begin SOURCE DATA

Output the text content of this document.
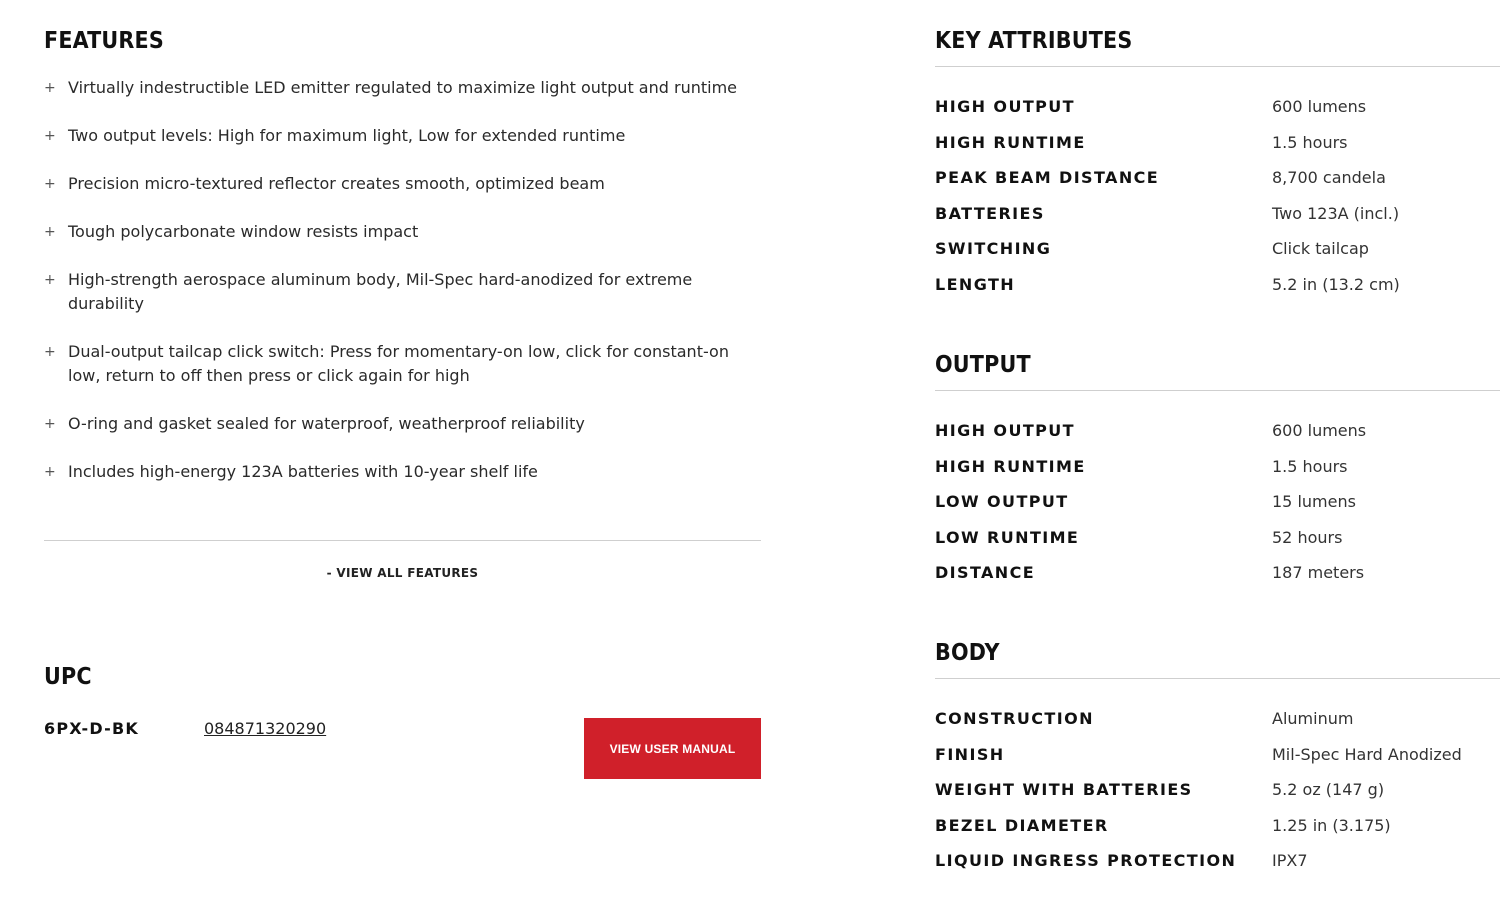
FEATURES
+ Virtually indestructible LED emitter regulated to maximize light output and runtime
+ Two output levels: High for maximum light, Low for extended runtime
+ Precision micro-textured reflector creates smooth, optimized beam
+ Tough polycarbonate window resists impact
+ High-strength aerospace aluminum body, Mil-Spec hard-anodized for extreme durability
+ Dual-output tailcap click switch: Press for momentary-on low, click for constant-on low, return to off then press or click again for high
+ O-ring and gasket sealed for waterproof, weatherproof reliability
+ Includes high-energy 123A batteries with 10-year shelf life
- VIEW ALL FEATURES
UPC
6PX-D-BK	084871320290
VIEW USER MANUAL
KEY ATTRIBUTES
HIGH OUTPUT	600 lumens
HIGH RUNTIME	1.5 hours
PEAK BEAM DISTANCE	8,700 candela
BATTERIES	Two 123A (incl.)
SWITCHING	Click tailcap
LENGTH	5.2 in (13.2 cm)
OUTPUT
HIGH OUTPUT	600 lumens
HIGH RUNTIME	1.5 hours
LOW OUTPUT	15 lumens
LOW RUNTIME	52 hours
DISTANCE	187 meters
BODY
CONSTRUCTION	Aluminum
FINISH	Mil-Spec Hard Anodized
WEIGHT WITH BATTERIES	5.2 oz (147 g)
BEZEL DIAMETER	1.25 in (3.175)
LIQUID INGRESS PROTECTION	IPX7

end SOURCE DATA

WHAT THE TASK REQUIRES: Work through the data and report how many of its lines hold the word "light", giving only the figure.

RESULT: 2